Begin READING TEXT

On election night in the United States, many Americans – and Canadians – followed the results as presented by CNN's John King and his magic wall. On Tuesday, 103 days into Donald Trump's presidency, King was in Vancouver for a speaking engagement, while in the U.S., Trump's camp was blasting for CNN for refusing to air an ad about Trump's first 100 days in office that uses a graphic that declares the mainstream media is "fake news."

"The mainstream media is not fake news and therefore the ad is false," CNN tweeted on Tuesday. "Per our policy, it will be accepted only if that graphic is deleted. Those are the facts."

At the meeting of the Independent Contractors and Businesses Association, representing B.C.'s construction industry, King, CNN's chief national correspondent and anchor of Inside Politics described the Trump era at one point this way: "I just view this as being on a roller coaster blindfolded in the dark. And you can be scared by that. Or it can be a lot of fun."

In an onstage interview, King spoke to Canadian concerns about tariffs on softwood lumber, saying he believes NAFTA will likely be renegotiated, but also that U.S.-Canadian "economic marriage" will continue to thrive. "You can't break that, you can't. You can disrupt it, you can change it, you can negotiate it, but why would you?"

End READING TEXT

■ TASK INSTRUCTIONS:
(a) In the article about John King's Vancouver talk, which organization held the meeting where he spoke?
(b) Write the next few paragraphs of the article about John King's Vancouver talk, picking up after its final sentence.

Begin PROVIDED INFORMATION

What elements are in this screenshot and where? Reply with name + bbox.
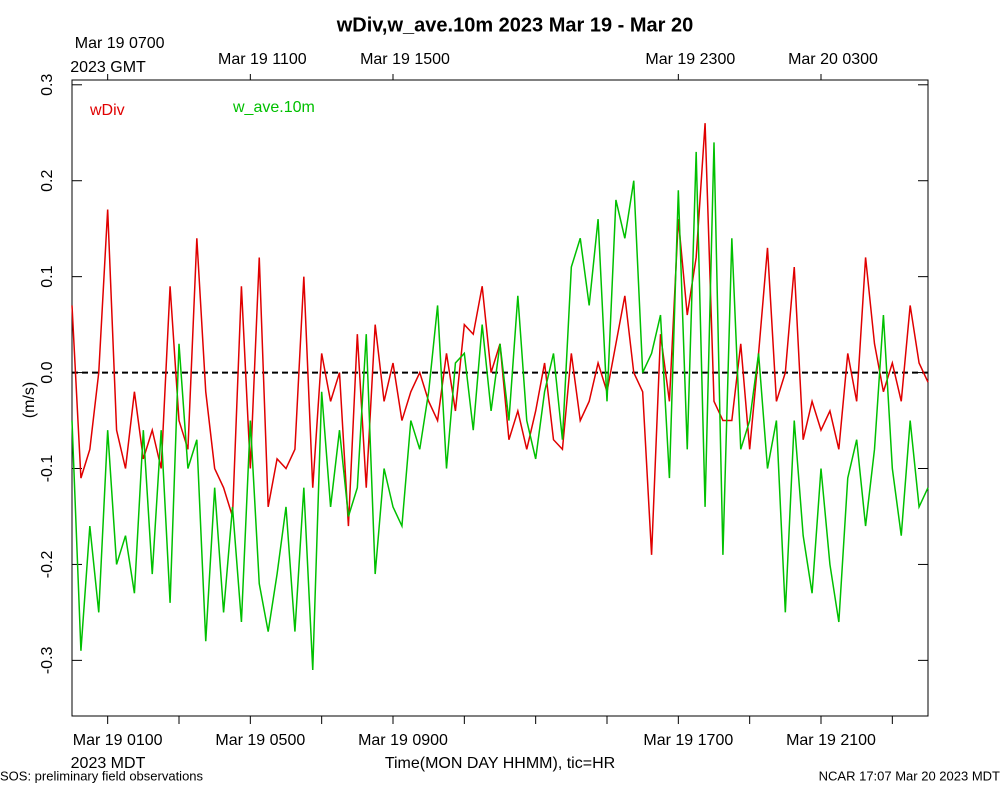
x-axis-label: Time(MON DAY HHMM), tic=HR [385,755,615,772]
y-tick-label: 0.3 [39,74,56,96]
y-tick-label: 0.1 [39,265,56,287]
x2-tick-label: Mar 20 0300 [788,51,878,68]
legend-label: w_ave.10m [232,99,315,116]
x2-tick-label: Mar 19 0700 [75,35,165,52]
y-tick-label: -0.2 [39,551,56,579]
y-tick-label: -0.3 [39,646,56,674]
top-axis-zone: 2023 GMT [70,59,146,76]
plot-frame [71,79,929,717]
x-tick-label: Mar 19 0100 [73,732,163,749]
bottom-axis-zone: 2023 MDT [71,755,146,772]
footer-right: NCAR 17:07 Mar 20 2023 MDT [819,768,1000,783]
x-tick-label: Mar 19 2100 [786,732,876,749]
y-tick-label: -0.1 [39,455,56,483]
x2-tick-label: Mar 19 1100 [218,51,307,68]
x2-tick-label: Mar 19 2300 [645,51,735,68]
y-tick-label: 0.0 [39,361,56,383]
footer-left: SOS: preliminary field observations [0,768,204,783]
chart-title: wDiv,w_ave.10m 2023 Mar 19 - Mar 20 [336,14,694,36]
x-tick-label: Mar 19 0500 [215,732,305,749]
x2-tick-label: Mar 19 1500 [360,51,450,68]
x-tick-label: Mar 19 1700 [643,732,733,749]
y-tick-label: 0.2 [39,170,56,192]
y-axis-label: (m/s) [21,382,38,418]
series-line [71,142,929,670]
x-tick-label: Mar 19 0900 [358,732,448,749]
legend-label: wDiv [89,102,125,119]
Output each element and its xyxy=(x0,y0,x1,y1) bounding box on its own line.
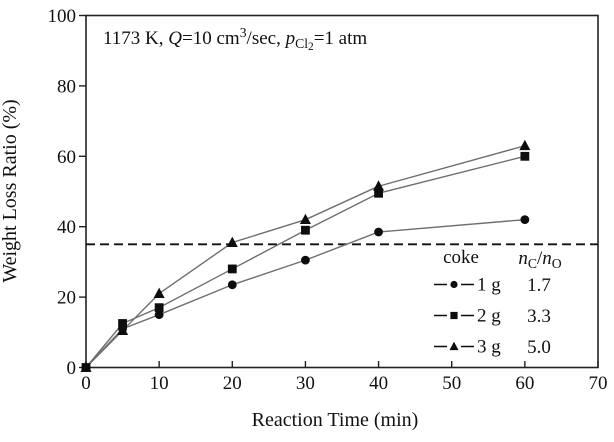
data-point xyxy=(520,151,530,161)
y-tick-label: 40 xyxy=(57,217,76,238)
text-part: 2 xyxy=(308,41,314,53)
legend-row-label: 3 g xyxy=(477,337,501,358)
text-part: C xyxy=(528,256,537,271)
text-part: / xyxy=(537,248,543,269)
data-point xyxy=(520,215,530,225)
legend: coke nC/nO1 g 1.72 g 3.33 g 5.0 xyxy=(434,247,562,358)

End PROVIDED INFORMATION

■ REPLIES:
(a) The Independent Contractors and Businesses Association, which represents B.C.'s construction industry.

(b)
The Globe's Marsha Lederman spoke with King about being a journalist covering the U.S. president for CNN, which Trump – in ads and well beyond – has repeatedly criticized as being "fake news."

What has surprised you about Trump's presidency?

That people are surprised. The politicians seem surprised. The media sometimes seems surprised. If you paid attention to the campaign, he is different, he communicates differently, he acts differently. He's not ideological and he's now the President of the United States living in a town that has been polarized by ideological fights for 10, 15, 20 years. So he's incredibly different.

Yes, he's moved to more of the establishment position on some issues. Sometimes on Mondays he seems very establishment and on Tuesdays he seems very disruptive. That's Trump. It's going to be different every day. Because he's not ideological. And in some ways that's refreshing. And in other ways, if you're in the entrenched power structure, you just have your habits, you have your ways. And that includes the media. The Democrats are going to propose this and they're okay with that. This is where the Republicans are. Trump is, and I don't mean this disrespectfully, he's Jell-O. He can kind of move around. He brags about being flexible. That makes it harder because you can't predict how things are going. It also makes it a lot more fascinating because you can't predict how things are going. You have to actually work for a living.

CNN has been the target of Trump's wrath and ridicule. What does that feel like on the inside?

It's a political strategy. Is your first reflex a little bit of shock when your company brand is attacked? I guess so. But we cannot be oversensitive to these things. We have to recognize it for what it is. Donald Trump is not the first politician to campaign against the media. He just does it at a higher volume and in a sort of reality-TV, social-media age; the explosion of technology and explosion of the fracturing in the media. He's talking to the Breitbart crowd, he's talking to the Drudge crowd; he's talking to his base when he does that.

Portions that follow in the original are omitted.